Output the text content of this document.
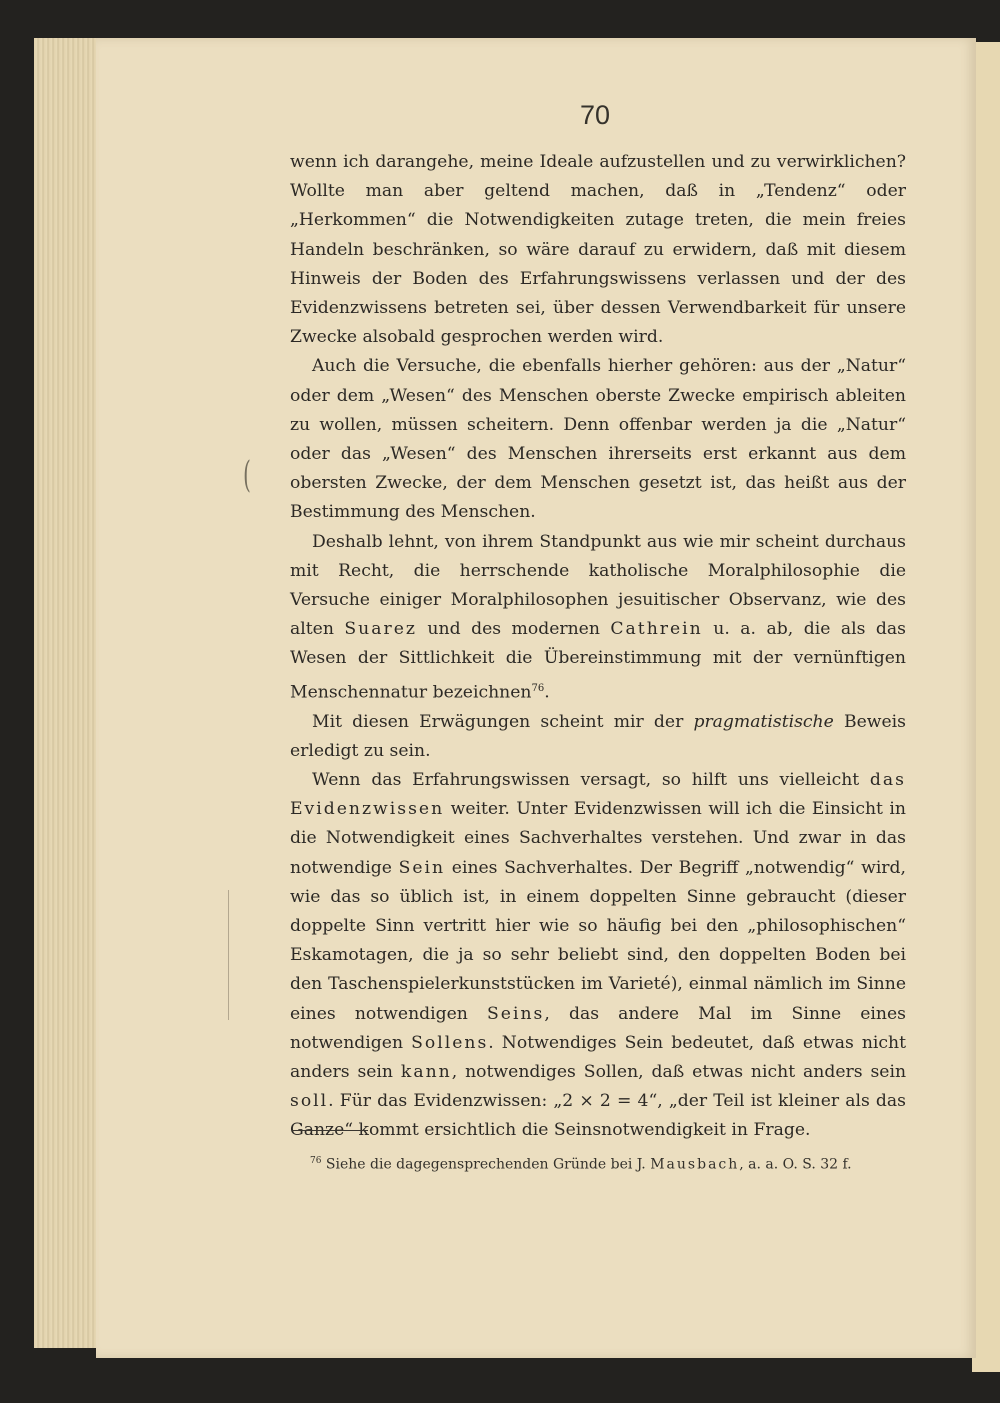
70

wenn ich darangehe, meine Ideale aufzustellen und zu verwirklichen? Wollte man aber geltend machen, daß in „Tendenz“ oder „Herkommen“ die Notwendigkeiten zutage treten, die mein freies Handeln beschränken, so wäre darauf zu erwidern, daß mit diesem Hinweis der Boden des Erfahrungswissens verlassen und der des Evidenzwissens betreten sei, über dessen Verwendbarkeit für unsere Zwecke alsobald gesprochen werden wird.

Auch die Versuche, die ebenfalls hierher gehören: aus der „Natur“ oder dem „Wesen“ des Menschen oberste Zwecke empirisch ableiten zu wollen, müssen scheitern. Denn offenbar werden ja die „Natur“ oder das „Wesen“ des Menschen ihrerseits erst erkannt aus dem obersten Zwecke, der dem Menschen gesetzt ist, das heißt aus der Bestimmung des Menschen.

Deshalb lehnt, von ihrem Standpunkt aus wie mir scheint durchaus mit Recht, die herrschende katholische Moralphilosophie die Versuche einiger Moralphilosophen jesuitischer Observanz, wie des alten Suarez und des modernen Cathrein u. a. ab, die als das Wesen der Sittlichkeit die Übereinstimmung mit der vernünftigen Menschennatur bezeichnen$^{76}$.

Mit diesen Erwägungen scheint mir der pragmatistische Beweis erledigt zu sein.

Wenn das Erfahrungswissen versagt, so hilft uns vielleicht das Evidenzwissen weiter. Unter Evidenzwissen will ich die Einsicht in die Notwendigkeit eines Sachverhaltes verstehen. Und zwar in das notwendige Sein eines Sachverhaltes. Der Begriff „notwendig“ wird, wie das so üblich ist, in einem doppelten Sinne gebraucht (dieser doppelte Sinn vertritt hier wie so häufig bei den „philosophischen“ Eskamotagen, die ja so sehr beliebt sind, den doppelten Boden bei den Taschenspielerkunststücken im Varieté), einmal nämlich im Sinne eines notwendigen Seins, das andere Mal im Sinne eines notwendigen Sollens. Notwendiges Sein bedeutet, daß etwas nicht anders sein kann, notwendiges Sollen, daß etwas nicht anders sein soll. Für das Evidenzwissen: „2 × 2 = 4“, „der Teil ist kleiner als das Ganze“ kommt ersichtlich die Seinsnotwendigkeit in Frage.

(
$^{76}$ Siehe die dagegensprechenden Gründe bei J. Mausbach, a. a. O. S. 32 f.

*****

*SET EXERCISE*. Omit the images and transcribe all of the records above word for word.

*FULL ANSWER*.
Output the text content of this document.
70

wenn ich darangehe, meine Ideale aufzustellen und zu verwirklichen? Wollte man aber geltend machen, daß in „Tendenz“ oder „Herkommen“ die Notwendigkeiten zutage treten, die mein freies Handeln beschränken, so wäre darauf zu erwidern, daß mit diesem Hinweis der Boden des Erfahrungswissens verlassen und der des Evidenzwissens betreten sei, über dessen Verwendbarkeit für unsere Zwecke alsobald gesprochen werden wird.

Auch die Versuche, die ebenfalls hierher gehören: aus der „Natur“ oder dem „Wesen“ des Menschen oberste Zwecke empirisch ableiten zu wollen, müssen scheitern. Denn offenbar werden ja die „Natur“ oder das „Wesen“ des Menschen ihrerseits erst erkannt aus dem obersten Zwecke, der dem Menschen gesetzt ist, das heißt aus der Bestimmung des Menschen.

Deshalb lehnt, von ihrem Standpunkt aus wie mir scheint durchaus mit Recht, die herrschende katholische Moralphilosophie die Versuche einiger Moralphilosophen jesuitischer Observanz, wie des alten Suarez und des modernen Cathrein u. a. ab, die als das Wesen der Sittlichkeit die Übereinstimmung mit der vernünftigen Menschennatur bezeichnen$^{76}$.

Mit diesen Erwägungen scheint mir der pragmatistische Beweis erledigt zu sein.

Wenn das Erfahrungswissen versagt, so hilft uns vielleicht das Evidenzwissen weiter. Unter Evidenzwissen will ich die Einsicht in die Notwendigkeit eines Sachverhaltes verstehen. Und zwar in das notwendige Sein eines Sachverhaltes. Der Begriff „notwendig“ wird, wie das so üblich ist, in einem doppelten Sinne gebraucht (dieser doppelte Sinn vertritt hier wie so häufig bei den „philosophischen“ Eskamotagen, die ja so sehr beliebt sind, den doppelten Boden bei den Taschenspielerkunststücken im Varieté), einmal nämlich im Sinne eines notwendigen Seins, das andere Mal im Sinne eines notwendigen Sollens. Notwendiges Sein bedeutet, daß etwas nicht anders sein kann, notwendiges Sollen, daß etwas nicht anders sein soll. Für das Evidenzwissen: „2 × 2 = 4“, „der Teil ist kleiner als das Ganze“ kommt ersichtlich die Seinsnotwendigkeit in Frage.

(
$^{76}$ Siehe die dagegensprechenden Gründe bei J. Mausbach, a. a. O. S. 32 f.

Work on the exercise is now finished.